=== Document extract ===
================

Fundamentals II: 10:00-10:50 Scribe: Susan Whitt

Monday, December 7, 2009 Proof: Chris Bannon

Dr. Pillion Antihistamine Cases Page 1 of 8

I.  Introduction [S1] Antihistamine Cases:

a.  The niche that these drugs play in pharmacology

b.  We’ll go through small topics.

c.  [audio starts here, the previous is from the notes I took] self-encapsulated.

d.  I would add that in looking at an old national board exam for dental students at least I saw a couple of questions about these molecules so it’s good that we don’t overlook them completely. You might not get them anywhere else in your curriculum, so this is a good time to do it.

e.  To try to put a bubble over the whole lecture, I would suggest that what we’ve talked about in our discussion so far is epinephrine, norepinephrine, and histamine. Today we’re going to throw in serotonin and dopamine.

================

=== Items from a data source ===
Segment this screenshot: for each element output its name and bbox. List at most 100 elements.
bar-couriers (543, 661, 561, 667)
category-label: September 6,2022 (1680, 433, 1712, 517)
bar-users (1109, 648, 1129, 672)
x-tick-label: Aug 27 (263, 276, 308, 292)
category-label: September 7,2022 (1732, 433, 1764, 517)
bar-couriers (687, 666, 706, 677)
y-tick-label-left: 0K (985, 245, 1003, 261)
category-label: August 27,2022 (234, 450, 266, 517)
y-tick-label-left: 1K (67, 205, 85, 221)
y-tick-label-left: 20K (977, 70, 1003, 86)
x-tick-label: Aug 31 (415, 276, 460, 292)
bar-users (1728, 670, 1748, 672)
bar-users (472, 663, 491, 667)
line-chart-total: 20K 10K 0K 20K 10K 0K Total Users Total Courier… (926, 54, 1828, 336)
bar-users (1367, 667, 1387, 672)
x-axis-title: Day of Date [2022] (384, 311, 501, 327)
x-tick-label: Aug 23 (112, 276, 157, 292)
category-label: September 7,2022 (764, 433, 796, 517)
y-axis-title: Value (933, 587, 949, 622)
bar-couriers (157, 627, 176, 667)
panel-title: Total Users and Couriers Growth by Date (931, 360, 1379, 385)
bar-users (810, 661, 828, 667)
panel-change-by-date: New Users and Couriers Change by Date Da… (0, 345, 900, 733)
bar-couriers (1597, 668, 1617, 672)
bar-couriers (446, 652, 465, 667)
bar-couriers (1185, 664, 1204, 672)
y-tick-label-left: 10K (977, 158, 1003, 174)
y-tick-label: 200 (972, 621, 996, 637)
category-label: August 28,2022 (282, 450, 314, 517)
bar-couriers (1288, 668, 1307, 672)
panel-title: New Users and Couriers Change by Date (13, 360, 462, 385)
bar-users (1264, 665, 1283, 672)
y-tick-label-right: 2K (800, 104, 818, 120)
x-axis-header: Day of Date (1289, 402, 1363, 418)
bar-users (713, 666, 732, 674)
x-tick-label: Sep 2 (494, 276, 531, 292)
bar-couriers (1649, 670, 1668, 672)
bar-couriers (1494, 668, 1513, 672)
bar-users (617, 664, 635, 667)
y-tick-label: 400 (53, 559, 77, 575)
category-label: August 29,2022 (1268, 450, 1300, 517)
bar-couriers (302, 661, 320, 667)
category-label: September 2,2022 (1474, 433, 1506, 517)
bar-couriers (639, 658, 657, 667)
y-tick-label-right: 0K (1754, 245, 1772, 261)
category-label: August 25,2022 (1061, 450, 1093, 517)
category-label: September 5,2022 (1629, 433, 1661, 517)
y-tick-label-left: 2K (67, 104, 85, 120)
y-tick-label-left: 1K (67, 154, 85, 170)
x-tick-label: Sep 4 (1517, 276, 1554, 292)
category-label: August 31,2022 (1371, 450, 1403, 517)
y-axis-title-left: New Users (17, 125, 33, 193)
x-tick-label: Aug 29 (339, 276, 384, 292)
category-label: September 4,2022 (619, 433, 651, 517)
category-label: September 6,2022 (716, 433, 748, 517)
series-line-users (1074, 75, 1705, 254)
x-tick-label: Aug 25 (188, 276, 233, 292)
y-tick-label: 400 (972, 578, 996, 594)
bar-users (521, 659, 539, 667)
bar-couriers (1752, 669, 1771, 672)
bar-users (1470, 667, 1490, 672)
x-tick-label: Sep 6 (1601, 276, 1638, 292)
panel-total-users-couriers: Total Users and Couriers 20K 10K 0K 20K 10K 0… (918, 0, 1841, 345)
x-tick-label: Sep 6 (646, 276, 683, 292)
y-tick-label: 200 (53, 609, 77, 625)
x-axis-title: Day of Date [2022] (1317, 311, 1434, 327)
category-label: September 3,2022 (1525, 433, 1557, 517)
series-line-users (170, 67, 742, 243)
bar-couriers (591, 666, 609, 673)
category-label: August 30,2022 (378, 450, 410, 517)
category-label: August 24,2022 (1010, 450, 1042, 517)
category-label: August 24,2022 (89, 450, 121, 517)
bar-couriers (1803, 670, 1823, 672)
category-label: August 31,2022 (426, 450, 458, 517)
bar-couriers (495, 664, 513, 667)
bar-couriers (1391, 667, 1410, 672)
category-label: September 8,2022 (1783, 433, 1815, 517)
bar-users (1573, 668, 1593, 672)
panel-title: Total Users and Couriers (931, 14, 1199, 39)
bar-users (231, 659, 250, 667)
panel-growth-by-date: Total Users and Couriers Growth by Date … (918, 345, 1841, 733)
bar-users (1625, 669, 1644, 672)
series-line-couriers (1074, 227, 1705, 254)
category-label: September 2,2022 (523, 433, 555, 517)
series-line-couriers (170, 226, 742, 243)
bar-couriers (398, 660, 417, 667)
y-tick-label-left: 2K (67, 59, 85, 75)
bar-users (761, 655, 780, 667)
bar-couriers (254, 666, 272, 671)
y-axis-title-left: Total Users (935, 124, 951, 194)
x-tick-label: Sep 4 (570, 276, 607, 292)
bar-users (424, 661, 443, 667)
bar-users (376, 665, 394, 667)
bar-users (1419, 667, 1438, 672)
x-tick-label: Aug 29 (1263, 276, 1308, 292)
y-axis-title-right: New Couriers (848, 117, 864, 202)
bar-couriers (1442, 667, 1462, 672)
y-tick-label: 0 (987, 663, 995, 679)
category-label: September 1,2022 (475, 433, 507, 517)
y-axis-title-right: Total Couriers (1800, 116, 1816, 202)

================

=== Required actions ===
a – Quote the antihistamine lecture notes from "c.  [audio starts" to "time to do it.".
b – Continue the antihistamine lecture notes from the point where they stop.

=== Answers given ===
a –
c.  [audio starts here, the previous is from the notes I took] self-encapsulated.

d.  I would add that in looking at an old national board exam for dental students at least I saw a couple of questions about these molecules so it’s good that we don’t overlook them completely. You might not get them anywhere else in your curriculum, so this is a good time to do it.

b –
f.  All of these chemicals are small chemicals. They can all be used as neurotransmitters. So our nervous system is sophisticated enough that we don’t have a single neurotransmitter but we have multiple neurotransmitters. Some of our neuronal synapses involve 3 or 4 or 5 neurons interacting with each other. Some neurons affect above the site of the synaptic cleft and modulate how much the neurotransmitter is released by a nerve cell.

g.  If you think about it conceptually, you might not want to have norepinephrine communicating with one nerve to modulate how much norepinephrine is released. But rather have another transmitter like serotonin or dopamine available to modulate how much norepinephrine is released. And vice versa. Have norepinephrine modulate how much dopamine or serotonin is released.

h.  Additionally, if you remember about histamine. Do we usually think about histamine as a neurotransmitter? We don’t. When we think about histamine in the body, where do we think? Mast cells in the tissue and basophils in the blood stream. That’s also how you can think about serotonin. Serotonin is found in cells in the body and certain cells in the central nervous system. Therefore, there are receptors for serotonin throughout the body.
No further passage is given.